• **SET EXERCISE**: All the data must come back unchanged, except that pictures are left out.

(Data items)
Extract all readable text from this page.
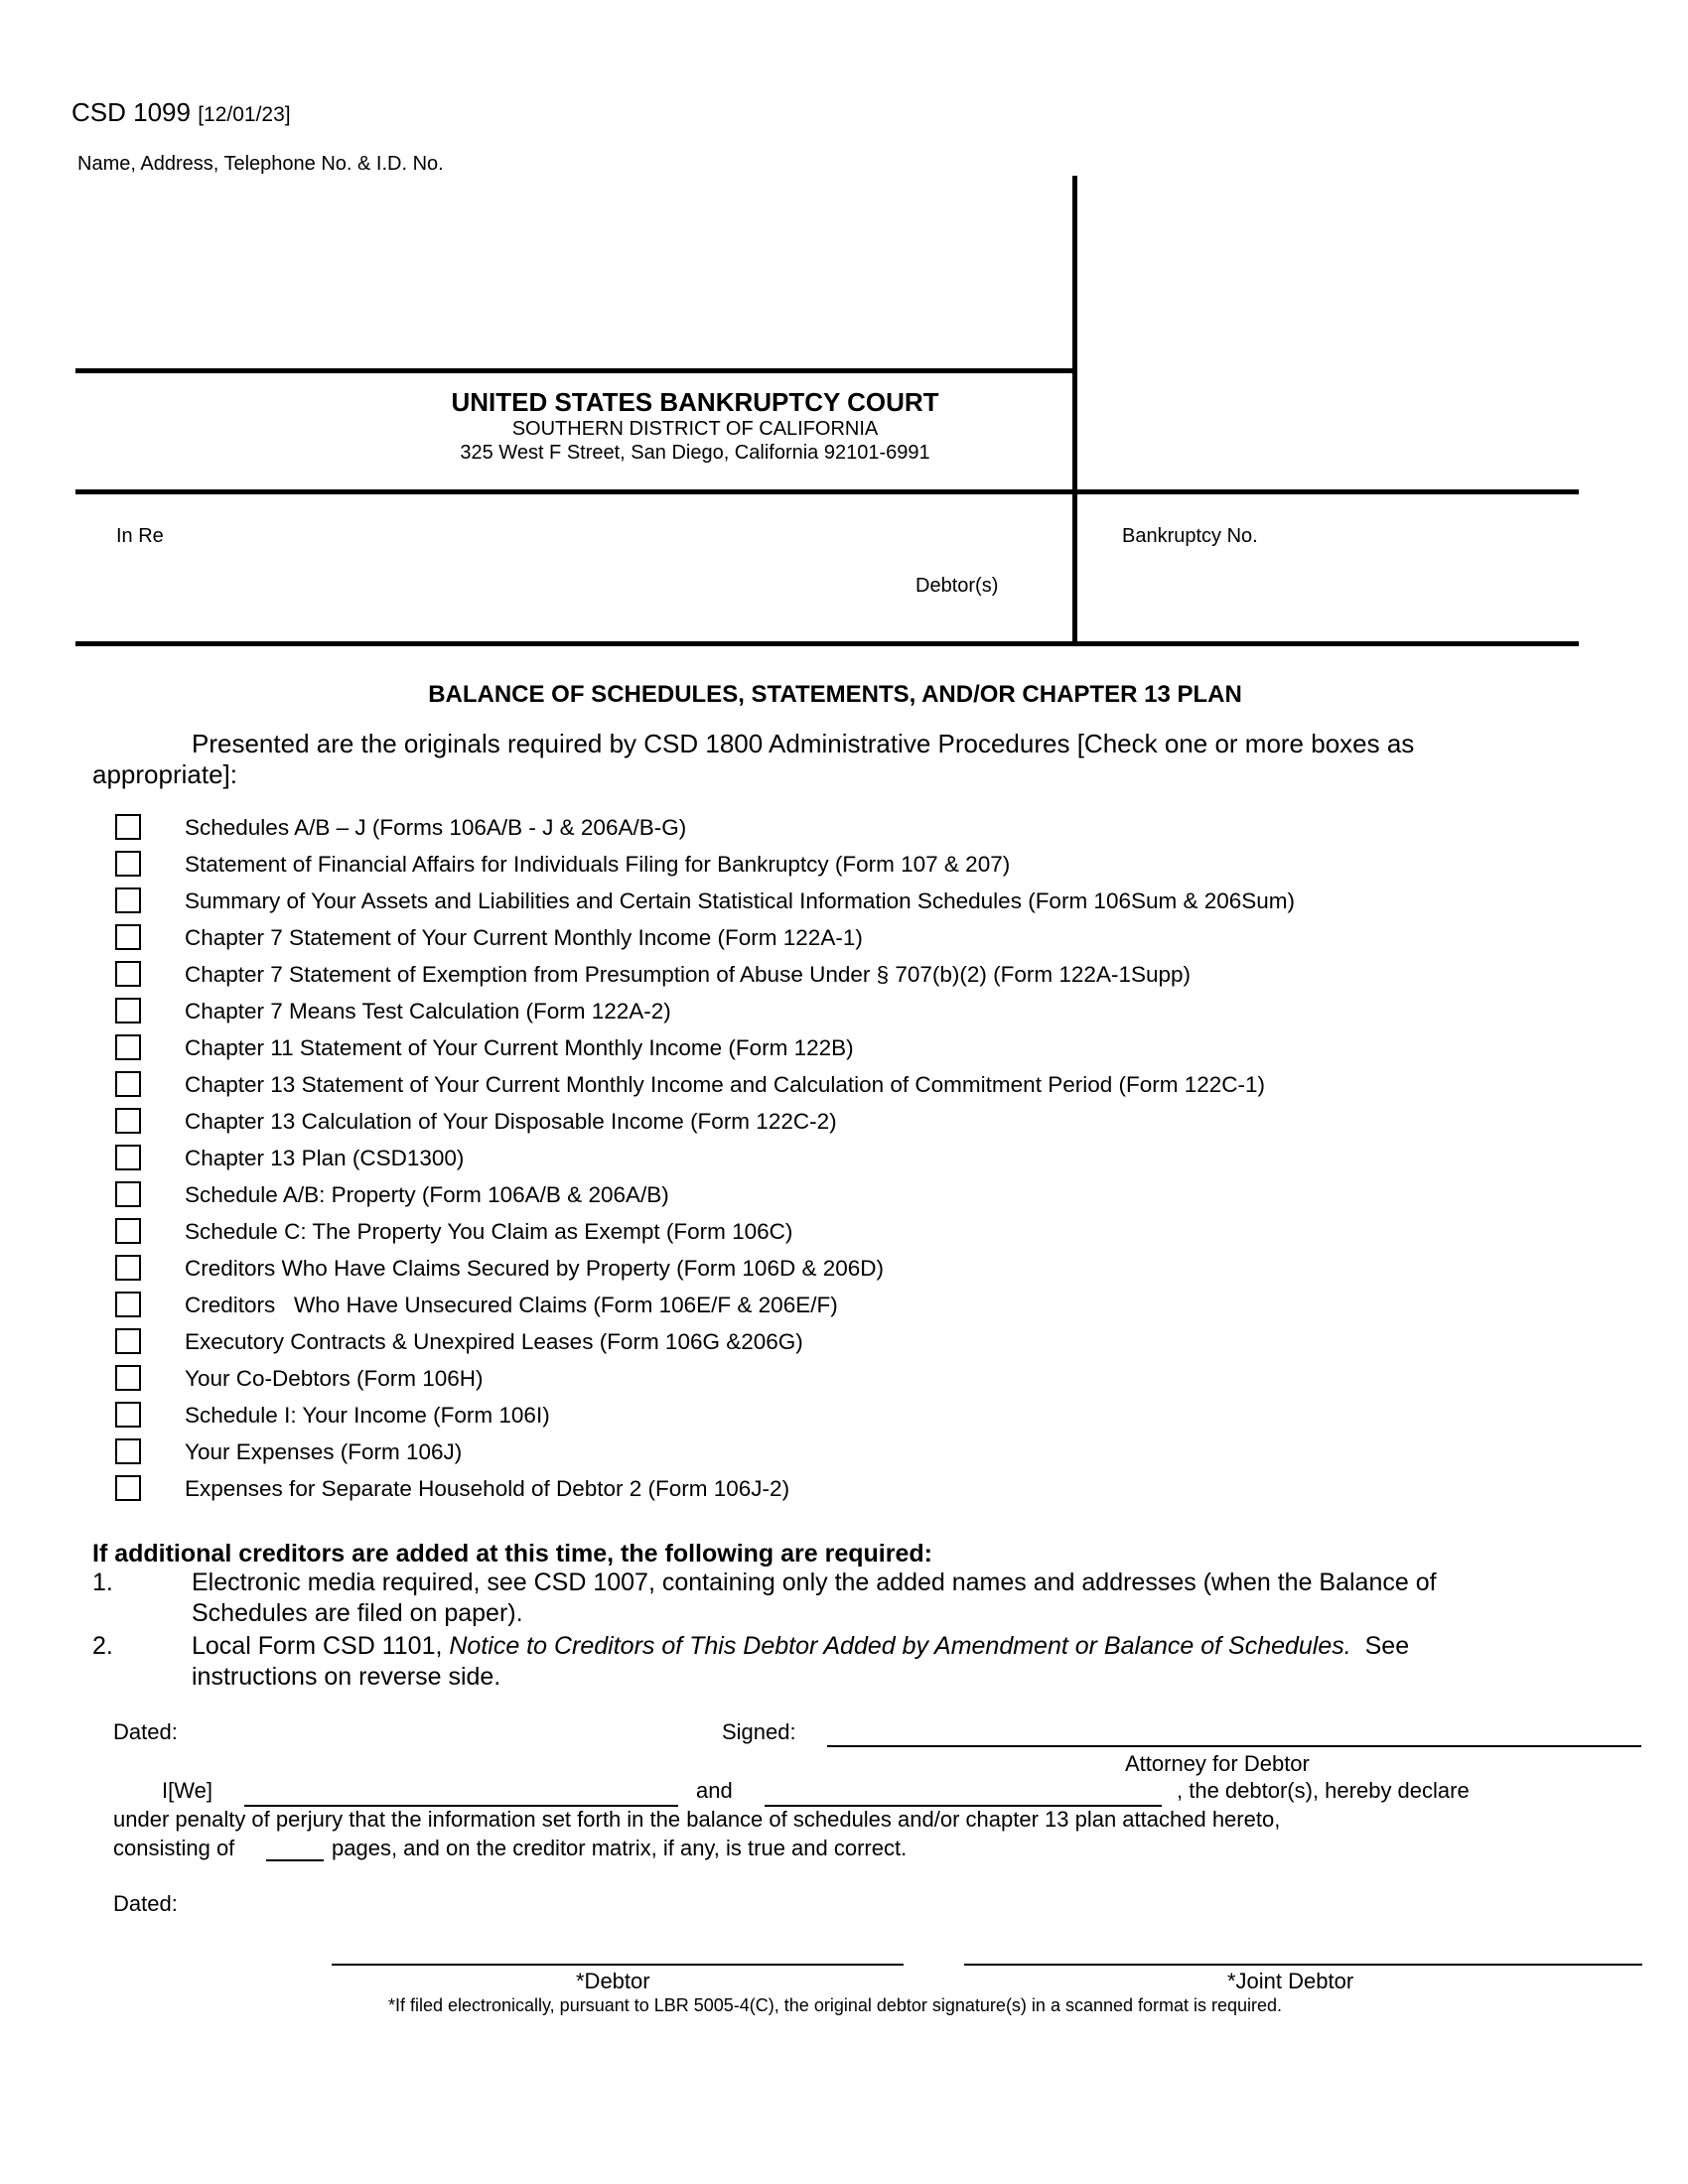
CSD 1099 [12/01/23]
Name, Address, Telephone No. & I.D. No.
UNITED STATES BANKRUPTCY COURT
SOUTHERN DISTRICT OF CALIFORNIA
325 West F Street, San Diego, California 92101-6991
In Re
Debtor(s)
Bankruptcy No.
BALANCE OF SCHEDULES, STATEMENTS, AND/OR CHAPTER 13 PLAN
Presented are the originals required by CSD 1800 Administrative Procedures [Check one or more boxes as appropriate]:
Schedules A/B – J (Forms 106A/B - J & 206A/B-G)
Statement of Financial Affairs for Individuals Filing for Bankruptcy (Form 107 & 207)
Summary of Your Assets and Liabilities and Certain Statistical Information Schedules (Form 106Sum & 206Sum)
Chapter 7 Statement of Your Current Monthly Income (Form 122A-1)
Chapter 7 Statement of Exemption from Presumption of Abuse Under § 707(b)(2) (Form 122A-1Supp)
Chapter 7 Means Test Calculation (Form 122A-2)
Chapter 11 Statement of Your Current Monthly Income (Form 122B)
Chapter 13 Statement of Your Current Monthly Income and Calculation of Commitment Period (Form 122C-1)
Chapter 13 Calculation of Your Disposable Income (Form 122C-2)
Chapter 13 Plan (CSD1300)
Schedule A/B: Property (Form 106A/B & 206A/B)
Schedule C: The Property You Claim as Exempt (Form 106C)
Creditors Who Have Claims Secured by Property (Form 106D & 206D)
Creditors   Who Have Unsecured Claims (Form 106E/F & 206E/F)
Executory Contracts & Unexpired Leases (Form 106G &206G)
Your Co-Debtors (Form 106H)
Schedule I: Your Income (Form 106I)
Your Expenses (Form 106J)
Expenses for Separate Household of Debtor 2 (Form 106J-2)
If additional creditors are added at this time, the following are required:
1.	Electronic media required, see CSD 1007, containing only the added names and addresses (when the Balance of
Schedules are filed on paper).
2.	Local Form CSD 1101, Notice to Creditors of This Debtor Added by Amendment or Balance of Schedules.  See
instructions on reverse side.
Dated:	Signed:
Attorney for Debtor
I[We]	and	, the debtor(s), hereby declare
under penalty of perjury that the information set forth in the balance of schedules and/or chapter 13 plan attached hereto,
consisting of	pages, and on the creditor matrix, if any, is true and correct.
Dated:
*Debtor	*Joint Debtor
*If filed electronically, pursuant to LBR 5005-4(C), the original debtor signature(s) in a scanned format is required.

• **THE OUTPUT**:
Extract all readable text from this page.
CSD 1099 [12/01/23]
Name, Address, Telephone No. & I.D. No.
UNITED STATES BANKRUPTCY COURT
SOUTHERN DISTRICT OF CALIFORNIA
325 West F Street, San Diego, California 92101-6991
In Re
Debtor(s)
Bankruptcy No.
BALANCE OF SCHEDULES, STATEMENTS, AND/OR CHAPTER 13 PLAN
Presented are the originals required by CSD 1800 Administrative Procedures [Check one or more boxes as appropriate]:
Schedules A/B – J (Forms 106A/B - J & 206A/B-G)
Statement of Financial Affairs for Individuals Filing for Bankruptcy (Form 107 & 207)
Summary of Your Assets and Liabilities and Certain Statistical Information Schedules (Form 106Sum & 206Sum)
Chapter 7 Statement of Your Current Monthly Income (Form 122A-1)
Chapter 7 Statement of Exemption from Presumption of Abuse Under § 707(b)(2) (Form 122A-1Supp)
Chapter 7 Means Test Calculation (Form 122A-2)
Chapter 11 Statement of Your Current Monthly Income (Form 122B)
Chapter 13 Statement of Your Current Monthly Income and Calculation of Commitment Period (Form 122C-1)
Chapter 13 Calculation of Your Disposable Income (Form 122C-2)
Chapter 13 Plan (CSD1300)
Schedule A/B: Property (Form 106A/B & 206A/B)
Schedule C: The Property You Claim as Exempt (Form 106C)
Creditors Who Have Claims Secured by Property (Form 106D & 206D)
Creditors   Who Have Unsecured Claims (Form 106E/F & 206E/F)
Executory Contracts & Unexpired Leases (Form 106G &206G)
Your Co-Debtors (Form 106H)
Schedule I: Your Income (Form 106I)
Your Expenses (Form 106J)
Expenses for Separate Household of Debtor 2 (Form 106J-2)
If additional creditors are added at this time, the following are required:
1.	Electronic media required, see CSD 1007, containing only the added names and addresses (when the Balance of
Schedules are filed on paper).
2.	Local Form CSD 1101, Notice to Creditors of This Debtor Added by Amendment or Balance of Schedules.  See
instructions on reverse side.
Dated:	Signed:
Attorney for Debtor
I[We]	and	, the debtor(s), hereby declare
under penalty of perjury that the information set forth in the balance of schedules and/or chapter 13 plan attached hereto,
consisting of	pages, and on the creditor matrix, if any, is true and correct.
Dated:
*Debtor	*Joint Debtor
*If filed electronically, pursuant to LBR 5005-4(C), the original debtor signature(s) in a scanned format is required.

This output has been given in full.